To be done:
Check each line of the records below for the word "text" and copy those where it appears.

Record set:

------

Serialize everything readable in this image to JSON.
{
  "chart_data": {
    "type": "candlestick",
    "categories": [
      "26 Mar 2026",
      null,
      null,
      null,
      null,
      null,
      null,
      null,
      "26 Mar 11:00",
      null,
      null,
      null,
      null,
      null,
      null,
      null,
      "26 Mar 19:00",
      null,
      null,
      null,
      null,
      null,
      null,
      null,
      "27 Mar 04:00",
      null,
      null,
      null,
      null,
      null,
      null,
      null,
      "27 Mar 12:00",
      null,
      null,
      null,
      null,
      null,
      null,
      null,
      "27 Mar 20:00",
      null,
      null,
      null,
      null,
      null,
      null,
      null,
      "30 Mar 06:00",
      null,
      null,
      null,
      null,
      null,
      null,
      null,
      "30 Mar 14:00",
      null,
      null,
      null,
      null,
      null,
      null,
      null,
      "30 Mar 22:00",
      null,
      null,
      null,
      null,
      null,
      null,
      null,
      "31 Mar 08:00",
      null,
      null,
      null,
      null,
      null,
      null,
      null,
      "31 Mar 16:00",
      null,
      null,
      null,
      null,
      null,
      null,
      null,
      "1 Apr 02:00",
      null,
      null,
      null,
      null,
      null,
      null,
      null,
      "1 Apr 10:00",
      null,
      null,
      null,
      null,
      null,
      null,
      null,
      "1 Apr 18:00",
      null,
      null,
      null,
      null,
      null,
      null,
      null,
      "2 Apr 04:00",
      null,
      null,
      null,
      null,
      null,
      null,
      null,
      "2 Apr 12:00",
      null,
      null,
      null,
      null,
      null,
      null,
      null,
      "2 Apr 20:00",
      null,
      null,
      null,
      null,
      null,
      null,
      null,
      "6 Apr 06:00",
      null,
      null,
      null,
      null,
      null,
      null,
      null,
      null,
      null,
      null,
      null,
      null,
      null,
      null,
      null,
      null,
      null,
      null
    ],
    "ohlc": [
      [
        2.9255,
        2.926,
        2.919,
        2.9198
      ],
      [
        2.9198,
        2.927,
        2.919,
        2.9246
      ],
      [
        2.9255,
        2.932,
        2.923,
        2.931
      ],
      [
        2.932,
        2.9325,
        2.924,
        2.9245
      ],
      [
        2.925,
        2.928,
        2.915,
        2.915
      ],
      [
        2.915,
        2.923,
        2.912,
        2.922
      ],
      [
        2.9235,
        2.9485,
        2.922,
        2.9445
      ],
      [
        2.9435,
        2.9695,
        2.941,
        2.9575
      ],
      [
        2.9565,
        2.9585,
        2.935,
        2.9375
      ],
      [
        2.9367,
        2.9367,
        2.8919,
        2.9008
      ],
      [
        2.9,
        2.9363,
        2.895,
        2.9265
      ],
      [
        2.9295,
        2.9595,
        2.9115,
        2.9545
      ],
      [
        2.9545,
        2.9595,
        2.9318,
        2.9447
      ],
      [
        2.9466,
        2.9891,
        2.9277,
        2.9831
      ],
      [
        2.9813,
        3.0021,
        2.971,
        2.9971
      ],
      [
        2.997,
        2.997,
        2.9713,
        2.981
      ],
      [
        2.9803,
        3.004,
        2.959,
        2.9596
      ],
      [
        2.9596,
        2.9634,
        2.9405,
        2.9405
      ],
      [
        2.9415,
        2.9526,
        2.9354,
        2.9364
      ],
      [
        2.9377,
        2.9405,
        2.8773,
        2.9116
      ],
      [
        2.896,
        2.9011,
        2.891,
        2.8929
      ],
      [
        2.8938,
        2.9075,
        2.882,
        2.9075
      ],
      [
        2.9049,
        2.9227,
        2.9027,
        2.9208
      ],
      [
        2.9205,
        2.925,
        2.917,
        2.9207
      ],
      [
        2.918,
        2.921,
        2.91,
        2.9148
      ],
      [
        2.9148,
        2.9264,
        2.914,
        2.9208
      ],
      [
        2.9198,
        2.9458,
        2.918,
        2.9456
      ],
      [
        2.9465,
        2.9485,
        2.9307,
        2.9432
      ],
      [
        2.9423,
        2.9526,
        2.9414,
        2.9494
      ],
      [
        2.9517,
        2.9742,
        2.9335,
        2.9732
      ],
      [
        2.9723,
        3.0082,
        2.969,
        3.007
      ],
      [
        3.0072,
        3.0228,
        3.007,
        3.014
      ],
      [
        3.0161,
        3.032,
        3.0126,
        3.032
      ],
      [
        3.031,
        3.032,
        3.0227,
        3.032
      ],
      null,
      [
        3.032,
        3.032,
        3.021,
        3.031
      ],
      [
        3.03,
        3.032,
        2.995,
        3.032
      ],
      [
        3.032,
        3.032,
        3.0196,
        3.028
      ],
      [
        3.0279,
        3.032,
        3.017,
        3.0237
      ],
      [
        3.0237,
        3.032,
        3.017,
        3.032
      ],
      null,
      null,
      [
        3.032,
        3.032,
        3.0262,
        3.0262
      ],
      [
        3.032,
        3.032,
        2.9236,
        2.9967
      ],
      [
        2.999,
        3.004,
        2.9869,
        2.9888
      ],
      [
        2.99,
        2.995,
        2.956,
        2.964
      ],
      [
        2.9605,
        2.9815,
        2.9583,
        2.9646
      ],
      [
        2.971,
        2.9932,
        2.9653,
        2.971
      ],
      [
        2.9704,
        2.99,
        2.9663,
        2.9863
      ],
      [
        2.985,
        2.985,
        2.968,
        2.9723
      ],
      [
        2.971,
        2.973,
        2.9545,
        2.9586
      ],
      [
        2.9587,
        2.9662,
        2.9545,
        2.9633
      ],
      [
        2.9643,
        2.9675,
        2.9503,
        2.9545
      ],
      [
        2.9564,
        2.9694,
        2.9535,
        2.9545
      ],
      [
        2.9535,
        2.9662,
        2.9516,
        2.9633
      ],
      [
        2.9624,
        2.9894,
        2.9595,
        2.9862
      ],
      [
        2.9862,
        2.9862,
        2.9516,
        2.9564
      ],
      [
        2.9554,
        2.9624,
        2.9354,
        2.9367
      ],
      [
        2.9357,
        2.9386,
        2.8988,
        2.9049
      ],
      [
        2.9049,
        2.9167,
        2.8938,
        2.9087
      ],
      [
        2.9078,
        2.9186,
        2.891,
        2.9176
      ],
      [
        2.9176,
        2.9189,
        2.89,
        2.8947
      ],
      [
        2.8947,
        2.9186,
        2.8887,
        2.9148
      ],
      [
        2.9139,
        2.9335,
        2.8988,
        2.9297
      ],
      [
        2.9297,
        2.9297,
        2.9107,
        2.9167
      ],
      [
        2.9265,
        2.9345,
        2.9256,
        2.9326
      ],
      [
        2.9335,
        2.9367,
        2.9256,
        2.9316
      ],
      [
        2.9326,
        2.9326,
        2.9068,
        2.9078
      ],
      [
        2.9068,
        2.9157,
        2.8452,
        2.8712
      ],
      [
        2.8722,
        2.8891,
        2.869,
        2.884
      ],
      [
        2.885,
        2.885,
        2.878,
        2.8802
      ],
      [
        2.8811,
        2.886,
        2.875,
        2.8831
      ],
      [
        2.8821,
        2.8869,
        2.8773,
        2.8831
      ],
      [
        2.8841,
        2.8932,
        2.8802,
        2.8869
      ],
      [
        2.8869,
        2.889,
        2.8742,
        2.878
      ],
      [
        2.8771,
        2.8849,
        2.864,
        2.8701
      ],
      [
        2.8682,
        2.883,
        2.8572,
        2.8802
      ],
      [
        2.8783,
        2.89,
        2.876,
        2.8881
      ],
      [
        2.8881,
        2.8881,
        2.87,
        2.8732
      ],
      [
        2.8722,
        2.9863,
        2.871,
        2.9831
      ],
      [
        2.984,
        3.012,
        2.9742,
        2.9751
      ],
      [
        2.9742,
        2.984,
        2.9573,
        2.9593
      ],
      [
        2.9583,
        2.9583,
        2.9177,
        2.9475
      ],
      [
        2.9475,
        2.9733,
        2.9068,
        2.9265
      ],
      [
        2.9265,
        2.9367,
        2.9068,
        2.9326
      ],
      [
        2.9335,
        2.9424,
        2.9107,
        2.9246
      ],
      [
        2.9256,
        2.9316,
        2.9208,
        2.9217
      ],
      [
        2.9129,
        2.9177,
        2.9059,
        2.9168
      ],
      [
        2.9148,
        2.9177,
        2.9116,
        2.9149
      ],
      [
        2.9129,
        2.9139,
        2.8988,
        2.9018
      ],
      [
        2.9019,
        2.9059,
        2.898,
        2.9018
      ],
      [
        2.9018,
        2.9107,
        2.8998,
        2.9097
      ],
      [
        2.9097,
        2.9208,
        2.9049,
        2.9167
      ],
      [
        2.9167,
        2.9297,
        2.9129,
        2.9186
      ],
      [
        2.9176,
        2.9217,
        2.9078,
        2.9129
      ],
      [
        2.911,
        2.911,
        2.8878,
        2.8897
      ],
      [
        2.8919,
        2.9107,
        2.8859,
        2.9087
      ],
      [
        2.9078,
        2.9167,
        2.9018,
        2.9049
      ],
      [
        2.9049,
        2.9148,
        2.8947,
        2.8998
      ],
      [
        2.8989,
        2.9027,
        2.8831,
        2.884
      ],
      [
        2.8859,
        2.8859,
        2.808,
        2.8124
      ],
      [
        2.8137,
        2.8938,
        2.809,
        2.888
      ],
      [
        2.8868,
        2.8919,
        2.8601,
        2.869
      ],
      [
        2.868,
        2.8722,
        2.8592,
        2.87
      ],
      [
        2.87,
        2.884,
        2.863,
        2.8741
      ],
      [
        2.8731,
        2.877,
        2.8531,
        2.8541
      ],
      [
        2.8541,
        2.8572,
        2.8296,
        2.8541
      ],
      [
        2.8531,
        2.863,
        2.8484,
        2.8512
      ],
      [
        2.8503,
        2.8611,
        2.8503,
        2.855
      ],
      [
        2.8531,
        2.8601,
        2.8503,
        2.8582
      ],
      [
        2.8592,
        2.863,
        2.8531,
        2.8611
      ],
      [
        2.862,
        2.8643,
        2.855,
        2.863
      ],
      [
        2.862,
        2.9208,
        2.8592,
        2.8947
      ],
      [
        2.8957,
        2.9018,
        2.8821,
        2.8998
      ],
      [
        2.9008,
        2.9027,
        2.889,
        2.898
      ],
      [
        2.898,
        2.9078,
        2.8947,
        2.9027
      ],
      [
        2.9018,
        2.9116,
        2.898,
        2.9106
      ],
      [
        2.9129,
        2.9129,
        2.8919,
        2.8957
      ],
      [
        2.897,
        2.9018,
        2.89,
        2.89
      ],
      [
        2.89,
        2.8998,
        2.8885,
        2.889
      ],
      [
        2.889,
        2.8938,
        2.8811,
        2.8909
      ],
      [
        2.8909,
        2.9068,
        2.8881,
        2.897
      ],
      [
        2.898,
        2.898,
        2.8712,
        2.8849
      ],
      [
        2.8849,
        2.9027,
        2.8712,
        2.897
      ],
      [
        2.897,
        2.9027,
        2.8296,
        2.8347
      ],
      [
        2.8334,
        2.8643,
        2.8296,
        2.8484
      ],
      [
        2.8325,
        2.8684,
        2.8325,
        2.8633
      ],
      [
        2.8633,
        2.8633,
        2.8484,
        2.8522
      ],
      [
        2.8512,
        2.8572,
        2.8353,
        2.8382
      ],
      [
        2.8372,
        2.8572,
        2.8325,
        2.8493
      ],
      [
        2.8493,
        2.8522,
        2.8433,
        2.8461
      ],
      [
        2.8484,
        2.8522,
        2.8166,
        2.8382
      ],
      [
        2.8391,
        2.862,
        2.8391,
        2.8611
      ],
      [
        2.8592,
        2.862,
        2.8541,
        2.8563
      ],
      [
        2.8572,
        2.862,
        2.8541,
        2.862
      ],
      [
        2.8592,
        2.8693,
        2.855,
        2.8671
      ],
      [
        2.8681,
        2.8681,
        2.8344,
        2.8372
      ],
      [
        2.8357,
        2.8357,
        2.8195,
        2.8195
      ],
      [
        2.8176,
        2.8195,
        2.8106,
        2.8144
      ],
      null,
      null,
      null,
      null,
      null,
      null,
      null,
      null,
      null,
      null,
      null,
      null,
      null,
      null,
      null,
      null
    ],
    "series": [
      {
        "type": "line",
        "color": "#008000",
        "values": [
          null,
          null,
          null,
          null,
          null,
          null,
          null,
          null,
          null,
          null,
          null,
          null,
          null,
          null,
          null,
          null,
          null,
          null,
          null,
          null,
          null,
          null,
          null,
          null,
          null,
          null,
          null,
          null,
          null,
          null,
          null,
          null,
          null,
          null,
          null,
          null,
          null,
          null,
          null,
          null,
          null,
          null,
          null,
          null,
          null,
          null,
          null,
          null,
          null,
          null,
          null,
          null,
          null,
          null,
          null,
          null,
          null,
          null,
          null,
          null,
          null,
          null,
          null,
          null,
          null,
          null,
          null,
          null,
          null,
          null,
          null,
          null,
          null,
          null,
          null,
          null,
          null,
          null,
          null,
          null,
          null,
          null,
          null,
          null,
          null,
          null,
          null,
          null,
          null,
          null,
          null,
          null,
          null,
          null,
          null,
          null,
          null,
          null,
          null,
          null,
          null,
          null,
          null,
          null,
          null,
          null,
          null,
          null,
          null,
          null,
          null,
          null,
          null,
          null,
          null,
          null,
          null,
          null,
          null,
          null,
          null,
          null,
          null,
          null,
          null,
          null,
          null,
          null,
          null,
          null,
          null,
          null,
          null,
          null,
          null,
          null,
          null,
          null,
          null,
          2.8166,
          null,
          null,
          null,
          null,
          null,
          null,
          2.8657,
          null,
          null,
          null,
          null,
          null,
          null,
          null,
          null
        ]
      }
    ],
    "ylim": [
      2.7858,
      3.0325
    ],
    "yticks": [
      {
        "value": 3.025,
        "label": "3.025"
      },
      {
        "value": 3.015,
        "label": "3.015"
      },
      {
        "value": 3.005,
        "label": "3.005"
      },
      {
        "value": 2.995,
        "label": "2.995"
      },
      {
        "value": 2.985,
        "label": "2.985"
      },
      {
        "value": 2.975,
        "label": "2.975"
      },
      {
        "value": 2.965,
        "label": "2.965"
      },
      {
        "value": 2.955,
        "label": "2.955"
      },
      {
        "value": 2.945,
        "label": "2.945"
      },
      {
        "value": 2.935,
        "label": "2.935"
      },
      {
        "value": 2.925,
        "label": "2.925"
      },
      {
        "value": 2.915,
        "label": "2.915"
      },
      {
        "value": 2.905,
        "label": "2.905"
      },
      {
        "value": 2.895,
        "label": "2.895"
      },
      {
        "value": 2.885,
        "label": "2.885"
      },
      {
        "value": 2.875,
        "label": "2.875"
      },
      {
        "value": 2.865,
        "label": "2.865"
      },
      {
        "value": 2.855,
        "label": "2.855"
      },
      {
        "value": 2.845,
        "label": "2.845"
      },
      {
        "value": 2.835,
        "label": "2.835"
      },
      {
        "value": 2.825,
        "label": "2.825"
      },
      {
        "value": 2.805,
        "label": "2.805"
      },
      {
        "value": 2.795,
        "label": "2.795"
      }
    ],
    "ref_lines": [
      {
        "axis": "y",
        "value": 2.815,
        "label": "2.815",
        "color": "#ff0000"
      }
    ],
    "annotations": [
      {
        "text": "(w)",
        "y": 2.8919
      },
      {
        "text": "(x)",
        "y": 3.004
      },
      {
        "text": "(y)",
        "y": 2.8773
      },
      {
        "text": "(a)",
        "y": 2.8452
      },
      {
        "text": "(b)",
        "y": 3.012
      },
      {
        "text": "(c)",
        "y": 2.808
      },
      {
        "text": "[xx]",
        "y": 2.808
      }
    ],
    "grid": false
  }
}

------

Solution to the exercise:
        "text": "(w)",
        "text": "(x)",
        "text": "(y)",
        "text": "(a)",
        "text": "(b)",
        "text": "(c)",
        "text": "[xx]",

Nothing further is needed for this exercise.